◆ Record extracts:
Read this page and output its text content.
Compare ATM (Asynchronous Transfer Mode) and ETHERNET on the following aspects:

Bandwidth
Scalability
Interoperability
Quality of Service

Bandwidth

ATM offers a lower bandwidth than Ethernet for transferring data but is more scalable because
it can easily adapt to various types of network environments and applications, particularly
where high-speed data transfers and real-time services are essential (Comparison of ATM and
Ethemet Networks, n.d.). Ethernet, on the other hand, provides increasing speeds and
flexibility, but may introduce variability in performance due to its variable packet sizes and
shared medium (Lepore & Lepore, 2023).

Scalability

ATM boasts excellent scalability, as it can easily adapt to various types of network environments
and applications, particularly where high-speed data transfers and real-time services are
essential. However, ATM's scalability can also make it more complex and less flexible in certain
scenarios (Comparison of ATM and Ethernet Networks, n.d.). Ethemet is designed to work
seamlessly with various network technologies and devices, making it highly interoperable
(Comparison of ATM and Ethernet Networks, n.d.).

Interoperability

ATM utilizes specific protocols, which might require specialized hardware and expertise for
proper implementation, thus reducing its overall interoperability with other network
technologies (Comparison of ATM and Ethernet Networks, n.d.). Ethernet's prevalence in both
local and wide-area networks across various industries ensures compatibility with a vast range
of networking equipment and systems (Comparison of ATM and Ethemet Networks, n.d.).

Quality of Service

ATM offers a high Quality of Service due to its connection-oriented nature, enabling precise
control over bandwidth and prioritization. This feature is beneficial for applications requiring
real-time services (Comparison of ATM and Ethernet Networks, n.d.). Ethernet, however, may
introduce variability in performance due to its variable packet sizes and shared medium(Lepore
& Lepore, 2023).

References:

◆ Your objective:
List every line above containing the word "with".

◆ Correct answer:
seamlessly with various network technologies and devices, making it highly interoperable
proper implementation, thus reducing its overall interoperability with other network
local and wide-area networks across various industries ensures compatibility with a vast range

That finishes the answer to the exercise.